#### Your goal:
For each line below that contains the string "underlying", copy that line.

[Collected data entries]

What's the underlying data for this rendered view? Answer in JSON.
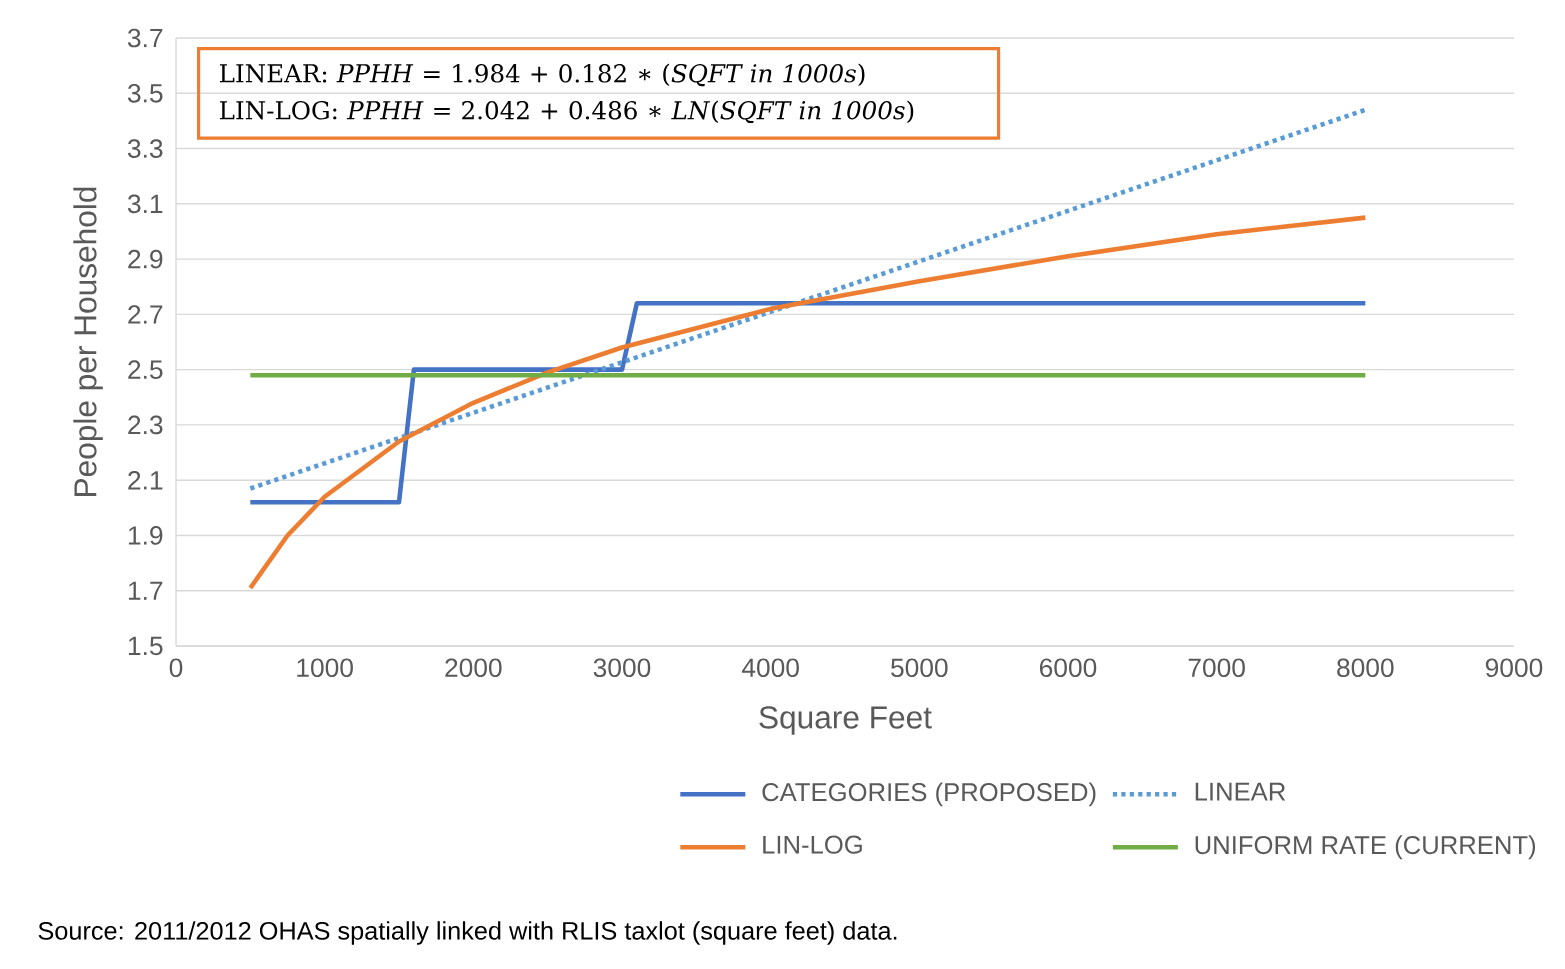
{
  "chart_data": {
    "type": "line",
    "xlabel": "Square Feet",
    "ylabel": "People per Household",
    "xlim": [
      0,
      9000
    ],
    "ylim": [
      1.5,
      3.7
    ],
    "xticks": [
      0,
      1000,
      2000,
      3000,
      4000,
      5000,
      6000,
      7000,
      8000,
      9000
    ],
    "yticks": [
      1.5,
      1.7,
      1.9,
      2.1,
      2.3,
      2.5,
      2.7,
      2.9,
      3.1,
      3.3,
      3.5,
      3.7
    ],
    "grid": "y",
    "legend": "bottom",
    "marker": "none",
    "series": [
      {
        "name": "CATEGORIES (PROPOSED)",
        "color": "#4472c4",
        "line_style": "solid",
        "x": [
          500,
          1500,
          1600,
          3000,
          3100,
          8000
        ],
        "values": [
          2.02,
          2.02,
          2.5,
          2.5,
          2.74,
          2.74
        ]
      },
      {
        "name": "LINEAR",
        "color": "#5b9bd5",
        "line_style": "dotted",
        "x": [
          500,
          8000
        ],
        "values": [
          2.07,
          3.44
        ]
      },
      {
        "name": "LIN-LOG",
        "color": "#ed7d31",
        "line_style": "solid",
        "x": [
          500,
          750,
          1000,
          1500,
          2000,
          2500,
          3000,
          4000,
          5000,
          6000,
          7000,
          8000
        ],
        "values": [
          1.71,
          1.9,
          2.04,
          2.24,
          2.38,
          2.49,
          2.58,
          2.72,
          2.82,
          2.91,
          2.99,
          3.05
        ]
      },
      {
        "name": "UNIFORM RATE (CURRENT)",
        "color": "#70ad47",
        "line_style": "solid",
        "x": [
          500,
          8000
        ],
        "values": [
          2.48,
          2.48
        ]
      }
    ],
    "annotations": [
      "LINEAR: *PPHH* = 1.984 + 0.182 ∗ (*SQFT in 1000s*)",
      "LIN-LOG: *PPHH* = 2.042 + 0.486 ∗ *LN*(*SQFT in 1000s*)",
      "Source: 2011/2012 OHAS spatially linked with RLIS taxlot (square feet) data."
    ]
  }
}
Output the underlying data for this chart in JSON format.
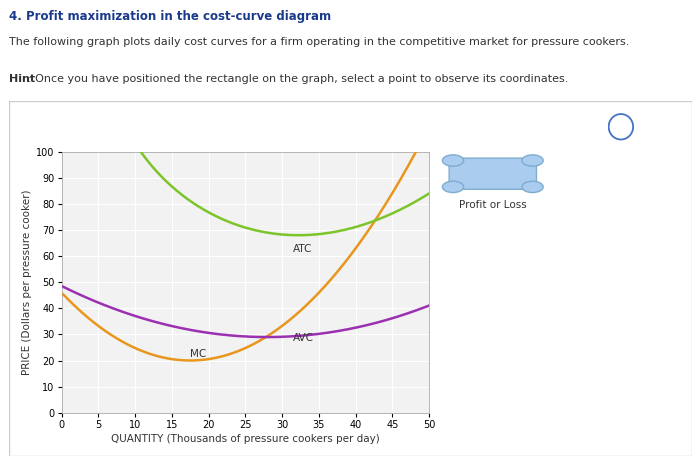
{
  "title_bold": "4. Profit maximization in the cost-curve diagram",
  "subtitle": "The following graph plots daily cost curves for a firm operating in the competitive market for pressure cookers.",
  "hint_bold": "Hint",
  "hint_rest": ": Once you have positioned the rectangle on the graph, select a point to observe its coordinates.",
  "xlabel": "QUANTITY (Thousands of pressure cookers per day)",
  "ylabel": "PRICE (Dollars per pressure cooker)",
  "xlim": [
    0,
    50
  ],
  "ylim": [
    0,
    100
  ],
  "xticks": [
    0,
    5,
    10,
    15,
    20,
    25,
    30,
    35,
    40,
    45,
    50
  ],
  "yticks": [
    0,
    10,
    20,
    30,
    40,
    50,
    60,
    70,
    80,
    90,
    100
  ],
  "mc_color": "#E8961E",
  "atc_color": "#7DC42A",
  "avc_color": "#9B30B0",
  "bg_color": "#FFFFFF",
  "plot_bg": "#F2F2F2",
  "grid_color": "#FFFFFF",
  "legend_label": "Profit or Loss",
  "legend_box_color": "#AACCEE",
  "question_mark_color": "#4472C4",
  "title_color": "#1a3a8c",
  "text_color": "#333333",
  "frame_color": "#CCCCCC"
}
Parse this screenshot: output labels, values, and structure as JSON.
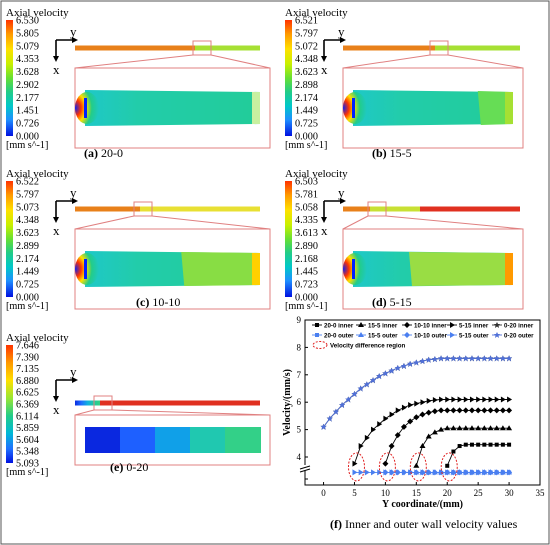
{
  "legend_title": "Axial velocity",
  "unit": "[mm s^-1]",
  "panels": [
    {
      "id": "a",
      "caption_letter": "(a)",
      "caption_text": " 20-0",
      "ticks": [
        "6.530",
        "5.805",
        "5.079",
        "4.353",
        "3.628",
        "2.902",
        "2.177",
        "1.451",
        "0.726",
        "0.000"
      ]
    },
    {
      "id": "b",
      "caption_letter": "(b)",
      "caption_text": " 15-5",
      "ticks": [
        "6.521",
        "5.797",
        "5.072",
        "4.348",
        "3.623",
        "2.898",
        "2.174",
        "1.449",
        "0.725",
        "0.000"
      ]
    },
    {
      "id": "c",
      "caption_letter": "(c)",
      "caption_text": " 10-10",
      "ticks": [
        "6.522",
        "5.797",
        "5.073",
        "4.348",
        "3.623",
        "2.899",
        "2.174",
        "1.449",
        "0.725",
        "0.000"
      ]
    },
    {
      "id": "d",
      "caption_letter": "(d)",
      "caption_text": " 5-15",
      "ticks": [
        "6.503",
        "5.781",
        "5.058",
        "4.335",
        "3.613",
        "2.890",
        "2.168",
        "1.445",
        "0.723",
        "0.000"
      ]
    },
    {
      "id": "e",
      "caption_letter": "(e)",
      "caption_text": " 0-20",
      "ticks": [
        "7.646",
        "7.390",
        "7.135",
        "6.880",
        "6.625",
        "6.369",
        "6.114",
        "5.859",
        "5.604",
        "5.348",
        "5.093"
      ]
    }
  ],
  "axis_y": "y",
  "axis_x": "x",
  "colors": {
    "scale": [
      "#ff3300",
      "#ff9900",
      "#ffe000",
      "#c8f000",
      "#66e033",
      "#22cc88",
      "#00c8c8",
      "#1e90ff",
      "#1e3cff",
      "#0000e0"
    ],
    "inner": "#000000",
    "outer": "#4a7ff0",
    "zero20": "#5070d8",
    "annot": "#e02020"
  },
  "chart_data": {
    "type": "line",
    "caption_letter": "(f)",
    "caption_text": " Inner and outer wall velocity values",
    "xlabel": "Y coordinate/(mm)",
    "ylabel": "Velocity/(mm/s)",
    "xlim": [
      -3,
      35
    ],
    "ylim": [
      3,
      9
    ],
    "x_ticks": [
      "0",
      "5",
      "10",
      "15",
      "20",
      "25",
      "30",
      "35"
    ],
    "y_ticks": [
      "3",
      "4",
      "5",
      "6",
      "7",
      "8",
      "9"
    ],
    "legend": [
      "20-0 inner",
      "15-5 inner",
      "10-10 inner",
      "5-15 inner",
      "0-20 inner",
      "20-0 outer",
      "15-5 outer",
      "10-10 outer",
      "5-15 outer",
      "0-20 outer"
    ],
    "annotation": "Velocity difference region",
    "x": [
      0,
      1,
      2,
      3,
      4,
      5,
      6,
      7,
      8,
      9,
      10,
      11,
      12,
      13,
      14,
      15,
      16,
      17,
      18,
      19,
      20,
      21,
      22,
      23,
      24,
      25,
      26,
      27,
      28,
      29,
      30
    ],
    "series": [
      {
        "name": "0-20 inner",
        "y": [
          5.1,
          5.4,
          5.65,
          5.9,
          6.1,
          6.3,
          6.5,
          6.65,
          6.8,
          6.95,
          7.05,
          7.15,
          7.25,
          7.32,
          7.4,
          7.45,
          7.5,
          7.55,
          7.57,
          7.6,
          7.6,
          7.6,
          7.6,
          7.6,
          7.6,
          7.6,
          7.6,
          7.6,
          7.6,
          7.6,
          7.6
        ]
      },
      {
        "name": "0-20 outer",
        "y": [
          5.1,
          5.4,
          5.65,
          5.9,
          6.1,
          6.3,
          6.5,
          6.65,
          6.8,
          6.95,
          7.05,
          7.15,
          7.25,
          7.32,
          7.4,
          7.45,
          7.5,
          7.55,
          7.57,
          7.6,
          7.6,
          7.6,
          7.6,
          7.6,
          7.6,
          7.6,
          7.6,
          7.6,
          7.6,
          7.6,
          7.6
        ]
      },
      {
        "name": "5-15 inner",
        "y": [
          null,
          null,
          null,
          null,
          null,
          3.7,
          4.4,
          4.7,
          5.0,
          5.2,
          5.4,
          5.55,
          5.7,
          5.8,
          5.9,
          5.95,
          6.0,
          6.05,
          6.08,
          6.1,
          6.1,
          6.1,
          6.1,
          6.1,
          6.1,
          6.1,
          6.1,
          6.1,
          6.1,
          6.1,
          6.1
        ]
      },
      {
        "name": "5-15 outer",
        "y": [
          null,
          null,
          null,
          null,
          null,
          3.3,
          3.3,
          3.3,
          3.3,
          3.3,
          3.3,
          3.3,
          3.3,
          3.3,
          3.3,
          3.3,
          3.3,
          3.3,
          3.3,
          3.3,
          3.3,
          3.3,
          3.3,
          3.3,
          3.3,
          3.3,
          3.3,
          3.3,
          3.3,
          3.3,
          3.3
        ]
      },
      {
        "name": "10-10 inner",
        "y": [
          null,
          null,
          null,
          null,
          null,
          null,
          null,
          null,
          null,
          null,
          3.7,
          4.4,
          4.8,
          5.1,
          5.3,
          5.45,
          5.55,
          5.62,
          5.67,
          5.7,
          5.7,
          5.7,
          5.7,
          5.7,
          5.7,
          5.7,
          5.7,
          5.7,
          5.7,
          5.7,
          5.7
        ]
      },
      {
        "name": "10-10 outer",
        "y": [
          null,
          null,
          null,
          null,
          null,
          null,
          null,
          null,
          null,
          null,
          3.3,
          3.3,
          3.3,
          3.3,
          3.3,
          3.3,
          3.3,
          3.3,
          3.3,
          3.3,
          3.3,
          3.3,
          3.3,
          3.3,
          3.3,
          3.3,
          3.3,
          3.3,
          3.3,
          3.3,
          3.3
        ]
      },
      {
        "name": "15-5 inner",
        "y": [
          null,
          null,
          null,
          null,
          null,
          null,
          null,
          null,
          null,
          null,
          null,
          null,
          null,
          null,
          null,
          3.6,
          4.4,
          4.75,
          4.9,
          5.0,
          5.05,
          5.05,
          5.05,
          5.05,
          5.05,
          5.05,
          5.05,
          5.05,
          5.05,
          5.05,
          5.05
        ]
      },
      {
        "name": "15-5 outer",
        "y": [
          null,
          null,
          null,
          null,
          null,
          null,
          null,
          null,
          null,
          null,
          null,
          null,
          null,
          null,
          null,
          3.3,
          3.3,
          3.3,
          3.3,
          3.3,
          3.3,
          3.3,
          3.3,
          3.3,
          3.3,
          3.3,
          3.3,
          3.3,
          3.3,
          3.3,
          3.3
        ]
      },
      {
        "name": "20-0 inner",
        "y": [
          null,
          null,
          null,
          null,
          null,
          null,
          null,
          null,
          null,
          null,
          null,
          null,
          null,
          null,
          null,
          null,
          null,
          null,
          null,
          null,
          3.6,
          4.2,
          4.4,
          4.45,
          4.45,
          4.45,
          4.45,
          4.45,
          4.45,
          4.45,
          4.45
        ]
      },
      {
        "name": "20-0 outer",
        "y": [
          null,
          null,
          null,
          null,
          null,
          null,
          null,
          null,
          null,
          null,
          null,
          null,
          null,
          null,
          null,
          null,
          null,
          null,
          null,
          null,
          3.3,
          3.3,
          3.3,
          3.3,
          3.3,
          3.3,
          3.3,
          3.3,
          3.3,
          3.3,
          3.3
        ]
      }
    ]
  }
}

#### Task result:
What's the underlying data for this rendered view? Answer in JSON.
Output the underlying data for this chart in JSON format.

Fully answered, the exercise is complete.